* _Goal_
Search the material for the word "content" and copy each line that holds it.

* _Stored rows_
────────────────────────────────────────

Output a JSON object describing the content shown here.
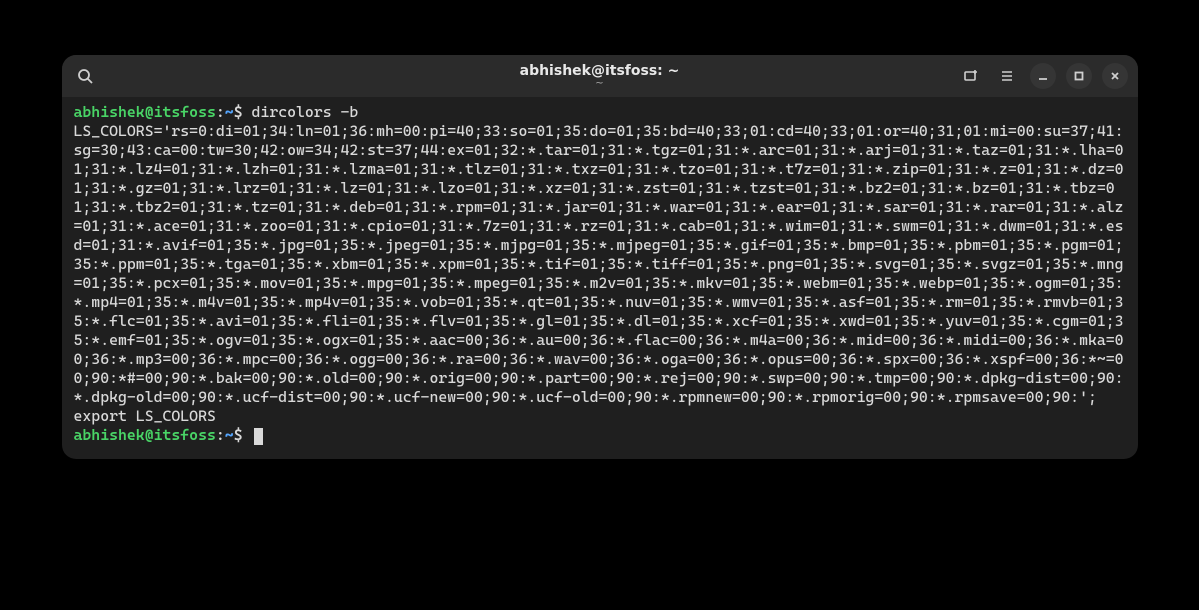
{
  "titlebar": {
    "title": "abhishek@itsfoss: ~",
    "subtitle": "~"
  },
  "prompt": {
    "user_host": "abhishek@itsfoss",
    "colon": ":",
    "path": "~",
    "dollar": "$"
  },
  "command": "dircolors -b",
  "output_ls_colors": "LS_COLORS='rs=0:di=01;34:ln=01;36:mh=00:pi=40;33:so=01;35:do=01;35:bd=40;33;01:cd=40;33;01:or=40;31;01:mi=00:su=37;41:sg=30;43:ca=00:tw=30;42:ow=34;42:st=37;44:ex=01;32:*.tar=01;31:*.tgz=01;31:*.arc=01;31:*.arj=01;31:*.taz=01;31:*.lha=01;31:*.lz4=01;31:*.lzh=01;31:*.lzma=01;31:*.tlz=01;31:*.txz=01;31:*.tzo=01;31:*.t7z=01;31:*.zip=01;31:*.z=01;31:*.dz=01;31:*.gz=01;31:*.lrz=01;31:*.lz=01;31:*.lzo=01;31:*.xz=01;31:*.zst=01;31:*.tzst=01;31:*.bz2=01;31:*.bz=01;31:*.tbz=01;31:*.tbz2=01;31:*.tz=01;31:*.deb=01;31:*.rpm=01;31:*.jar=01;31:*.war=01;31:*.ear=01;31:*.sar=01;31:*.rar=01;31:*.alz=01;31:*.ace=01;31:*.zoo=01;31:*.cpio=01;31:*.7z=01;31:*.rz=01;31:*.cab=01;31:*.wim=01;31:*.swm=01;31:*.dwm=01;31:*.esd=01;31:*.avif=01;35:*.jpg=01;35:*.jpeg=01;35:*.mjpg=01;35:*.mjpeg=01;35:*.gif=01;35:*.bmp=01;35:*.pbm=01;35:*.pgm=01;35:*.ppm=01;35:*.tga=01;35:*.xbm=01;35:*.xpm=01;35:*.tif=01;35:*.tiff=01;35:*.png=01;35:*.svg=01;35:*.svgz=01;35:*.mng=01;35:*.pcx=01;35:*.mov=01;35:*.mpg=01;35:*.mpeg=01;35:*.m2v=01;35:*.mkv=01;35:*.webm=01;35:*.webp=01;35:*.ogm=01;35:*.mp4=01;35:*.m4v=01;35:*.mp4v=01;35:*.vob=01;35:*.qt=01;35:*.nuv=01;35:*.wmv=01;35:*.asf=01;35:*.rm=01;35:*.rmvb=01;35:*.flc=01;35:*.avi=01;35:*.fli=01;35:*.flv=01;35:*.gl=01;35:*.dl=01;35:*.xcf=01;35:*.xwd=01;35:*.yuv=01;35:*.cgm=01;35:*.emf=01;35:*.ogv=01;35:*.ogx=01;35:*.aac=00;36:*.au=00;36:*.flac=00;36:*.m4a=00;36:*.mid=00;36:*.midi=00;36:*.mka=00;36:*.mp3=00;36:*.mpc=00;36:*.ogg=00;36:*.ra=00;36:*.wav=00;36:*.oga=00;36:*.opus=00;36:*.spx=00;36:*.xspf=00;36:*~=00;90:*#=00;90:*.bak=00;90:*.old=00;90:*.orig=00;90:*.part=00;90:*.rej=00;90:*.swp=00;90:*.tmp=00;90:*.dpkg-dist=00;90:*.dpkg-old=00;90:*.ucf-dist=00;90:*.ucf-new=00;90:*.ucf-old=00;90:*.rpmnew=00;90:*.rpmorig=00;90:*.rpmsave=00;90:';",
  "output_export": "export LS_COLORS"
}
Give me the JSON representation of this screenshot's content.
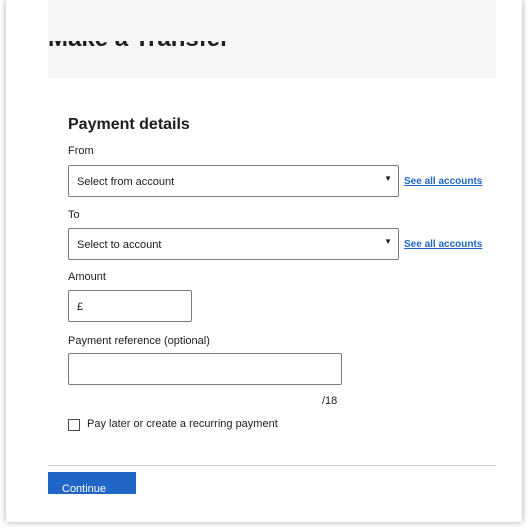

────────────────────────────────────────

* _Response_
Output a JSON object describing the content shown here.
Give me the JSON representation of this screenshot's content.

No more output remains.